+++ DATA FOR PROCESSING +++
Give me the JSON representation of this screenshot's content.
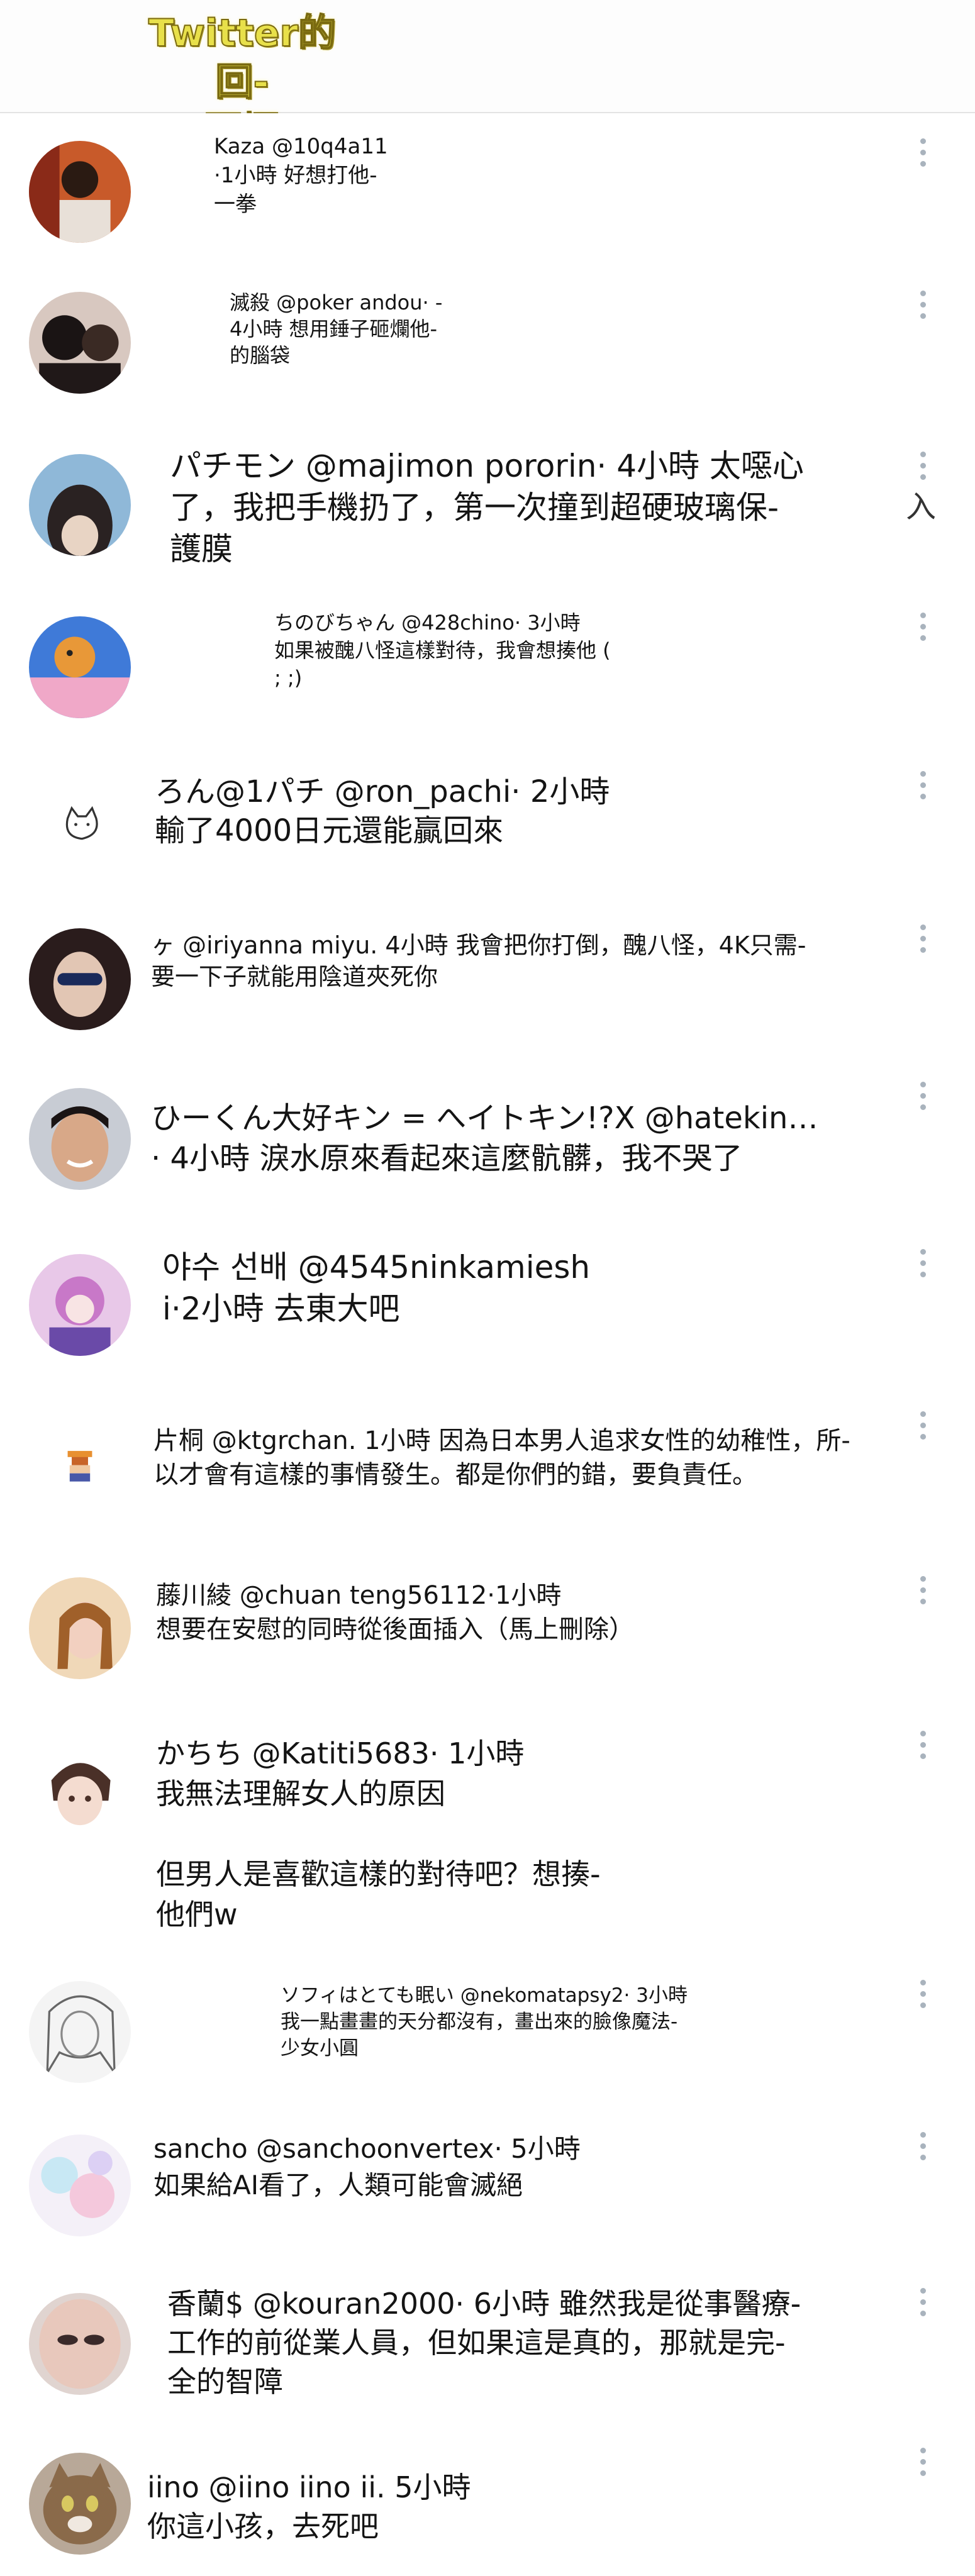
{
  "header": {
    "title_line1": "Twitter的回-",
    "title_line2": "覆欄"
  },
  "side_glyph": "入",
  "replies": [
    {
      "text": "Kaza @10q4a11\n·1小時 好想打他-\n一拳",
      "avatar_icon": "user-photo-avatar"
    },
    {
      "text": "滅殺 @poker andou· -\n4小時 想用錘子砸爛他-\n的腦袋",
      "avatar_icon": "user-photo-avatar"
    },
    {
      "text": "パチモン @majimon pororin· 4小時 太噁心\n了，我把手機扔了，第一次撞到超硬玻璃保-\n護膜",
      "avatar_icon": "user-photo-avatar"
    },
    {
      "text": "ちのびちゃん @428chino· 3小時\n如果被醜八怪這樣對待，我會想揍他 (\n; ;)",
      "avatar_icon": "cartoon-avatar"
    },
    {
      "text": "ろん@1パチ @ron_pachi· 2小時\n輸了4000日元還能贏回來",
      "avatar_icon": "cat-doodle-avatar"
    },
    {
      "text": "ヶ @iriyanna miyu. 4小時 我會把你打倒，醜八怪，4K只需-\n要一下子就能用陰道夾死你",
      "avatar_icon": "user-photo-avatar"
    },
    {
      "text": "ひーくん大好キン = へイトキン!?X @hatekin…\n· 4小時 淚水原來看起來這麼骯髒，我不哭了",
      "avatar_icon": "user-photo-avatar"
    },
    {
      "text": "야수 선배 @4545ninkamiesh\ni·2小時 去東大吧",
      "avatar_icon": "anime-avatar"
    },
    {
      "text": "片桐 @ktgrchan. 1小時 因為日本男人追求女性的幼稚性，所-\n以才會有這樣的事情發生。都是你們的錯，要負責任。",
      "avatar_icon": "pixel-character-avatar"
    },
    {
      "text": "藤川綾 @chuan teng56112·1小時\n想要在安慰的同時從後面插入（馬上刪除）",
      "avatar_icon": "user-photo-avatar"
    },
    {
      "text": "かちち @Katiti5683· 1小時\n我無法理解女人的原因\n\n但男人是喜歡這樣的對待吧？想揍-\n他們w",
      "avatar_icon": "anime-avatar"
    },
    {
      "text": "ソフィはとても眠い @nekomatapsy2· 3小時\n我一點畫畫的天分都沒有，畫出來的臉像魔法-\n少女小圓",
      "avatar_icon": "sketch-avatar"
    },
    {
      "text": "sancho @sanchoonvertex· 5小時\n如果給AI看了，人類可能會滅絕",
      "avatar_icon": "pastel-art-avatar"
    },
    {
      "text": "香蘭$ @kouran2000· 6小時 雖然我是從事醫療-\n工作的前從業人員，但如果這是真的，那就是完-\n全的智障",
      "avatar_icon": "user-photo-avatar"
    },
    {
      "text": "iino @iino iino ii. 5小時\n你這小孩，去死吧",
      "avatar_icon": "cat-photo-avatar"
    }
  ]
}
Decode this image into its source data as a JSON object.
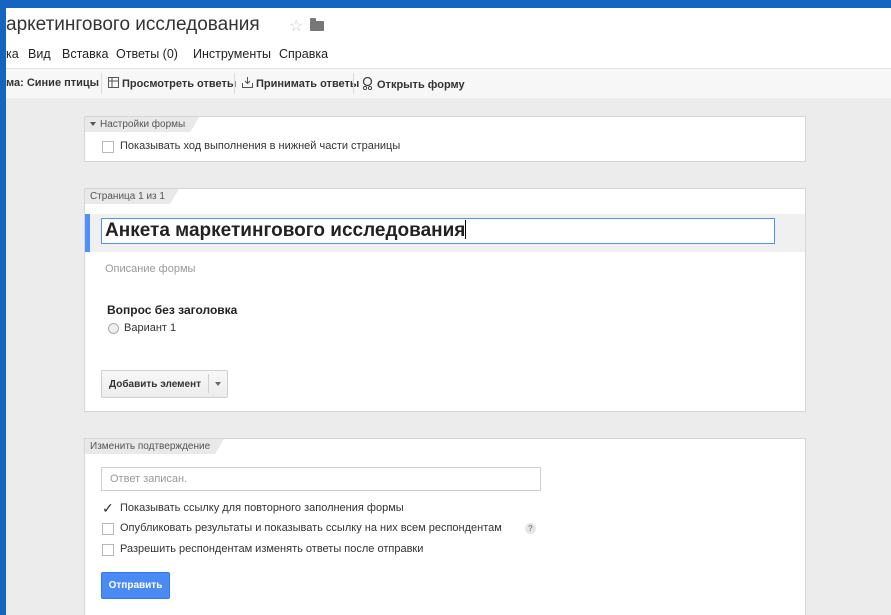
{
  "window": {
    "doc_title": "аркетингового исследования"
  },
  "menubar": {
    "items": [
      "ка",
      "Вид",
      "Вставка",
      "Ответы (0)",
      "Инструменты",
      "Справка"
    ]
  },
  "toolbar": {
    "theme_label": "ма: Синие птицы",
    "view_responses": "Просмотреть ответы",
    "accept_responses": "Принимать ответы",
    "open_form": "Открыть форму"
  },
  "settings": {
    "tag": "Настройки формы",
    "show_progress": "Показывать ход выполнения в нижней части страницы"
  },
  "page_card": {
    "tag": "Страница 1 из 1",
    "form_title": "Анкета маркетингового исследования",
    "description_placeholder": "Описание формы",
    "question_title": "Вопрос без заголовка",
    "option_1": "Вариант 1",
    "add_element": "Добавить элемент"
  },
  "confirmation": {
    "tag": "Изменить подтверждение",
    "message_placeholder": "Ответ записан.",
    "option_resubmit": "Показывать ссылку для повторного заполнения формы",
    "option_publish": "Опубликовать результаты и показывать ссылку на них всем респондентам",
    "option_edit": "Разрешить респондентам изменять ответы после отправки",
    "help_symbol": "?",
    "submit": "Отправить"
  },
  "colors": {
    "accent": "#4d90fe",
    "submit_button": "#4a8af4",
    "frame": "#1565c0"
  }
}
+++
**PROBLEM DESCRIPTION:** Restate the full listing verbatim and drop every picture.

**RESPONSE TO THIS TASK:**
Give me the JSON representation of this screenshot's content.
{
  "header": {
    "title_line1": "Twitter的回-",
    "title_line2": "覆欄"
  },
  "side_glyph": "入",
  "replies": [
    {
      "text": "Kaza @10q4a11\n·1小時 好想打他-\n一拳",
      "avatar_icon": "user-photo-avatar"
    },
    {
      "text": "滅殺 @poker andou· -\n4小時 想用錘子砸爛他-\n的腦袋",
      "avatar_icon": "user-photo-avatar"
    },
    {
      "text": "パチモン @majimon pororin· 4小時 太噁心\n了，我把手機扔了，第一次撞到超硬玻璃保-\n護膜",
      "avatar_icon": "user-photo-avatar"
    },
    {
      "text": "ちのびちゃん @428chino· 3小時\n如果被醜八怪這樣對待，我會想揍他 (\n; ;)",
      "avatar_icon": "cartoon-avatar"
    },
    {
      "text": "ろん@1パチ @ron_pachi· 2小時\n輸了4000日元還能贏回來",
      "avatar_icon": "cat-doodle-avatar"
    },
    {
      "text": "ヶ @iriyanna miyu. 4小時 我會把你打倒，醜八怪，4K只需-\n要一下子就能用陰道夾死你",
      "avatar_icon": "user-photo-avatar"
    },
    {
      "text": "ひーくん大好キン = へイトキン!?X @hatekin…\n· 4小時 淚水原來看起來這麼骯髒，我不哭了",
      "avatar_icon": "user-photo-avatar"
    },
    {
      "text": "야수 선배 @4545ninkamiesh\ni·2小時 去東大吧",
      "avatar_icon": "anime-avatar"
    },
    {
      "text": "片桐 @ktgrchan. 1小時 因為日本男人追求女性的幼稚性，所-\n以才會有這樣的事情發生。都是你們的錯，要負責任。",
      "avatar_icon": "pixel-character-avatar"
    },
    {
      "text": "藤川綾 @chuan teng56112·1小時\n想要在安慰的同時從後面插入（馬上刪除）",
      "avatar_icon": "user-photo-avatar"
    },
    {
      "text": "かちち @Katiti5683· 1小時\n我無法理解女人的原因\n\n但男人是喜歡這樣的對待吧？想揍-\n他們w",
      "avatar_icon": "anime-avatar"
    },
    {
      "text": "ソフィはとても眠い @nekomatapsy2· 3小時\n我一點畫畫的天分都沒有，畫出來的臉像魔法-\n少女小圓",
      "avatar_icon": "sketch-avatar"
    },
    {
      "text": "sancho @sanchoonvertex· 5小時\n如果給AI看了，人類可能會滅絕",
      "avatar_icon": "pastel-art-avatar"
    },
    {
      "text": "香蘭$ @kouran2000· 6小時 雖然我是從事醫療-\n工作的前從業人員，但如果這是真的，那就是完-\n全的智障",
      "avatar_icon": "user-photo-avatar"
    },
    {
      "text": "iino @iino iino ii. 5小時\n你這小孩，去死吧",
      "avatar_icon": "cat-photo-avatar"
    }
  ]
}
Decode this image into its source data as a JSON object.
{
  "window": {
    "doc_title": "аркетингового исследования"
  },
  "menubar": {
    "items": [
      "ка",
      "Вид",
      "Вставка",
      "Ответы (0)",
      "Инструменты",
      "Справка"
    ]
  },
  "toolbar": {
    "theme_label": "ма: Синие птицы",
    "view_responses": "Просмотреть ответы",
    "accept_responses": "Принимать ответы",
    "open_form": "Открыть форму"
  },
  "settings": {
    "tag": "Настройки формы",
    "show_progress": "Показывать ход выполнения в нижней части страницы"
  },
  "page_card": {
    "tag": "Страница 1 из 1",
    "form_title": "Анкета маркетингового исследования",
    "description_placeholder": "Описание формы",
    "question_title": "Вопрос без заголовка",
    "option_1": "Вариант 1",
    "add_element": "Добавить элемент"
  },
  "confirmation": {
    "tag": "Изменить подтверждение",
    "message_placeholder": "Ответ записан.",
    "option_resubmit": "Показывать ссылку для повторного заполнения формы",
    "option_publish": "Опубликовать результаты и показывать ссылку на них всем респондентам",
    "option_edit": "Разрешить респондентам изменять ответы после отправки",
    "help_symbol": "?",
    "submit": "Отправить"
  },
  "colors": {
    "accent": "#4d90fe",
    "submit_button": "#4a8af4",
    "frame": "#1565c0"
  }
}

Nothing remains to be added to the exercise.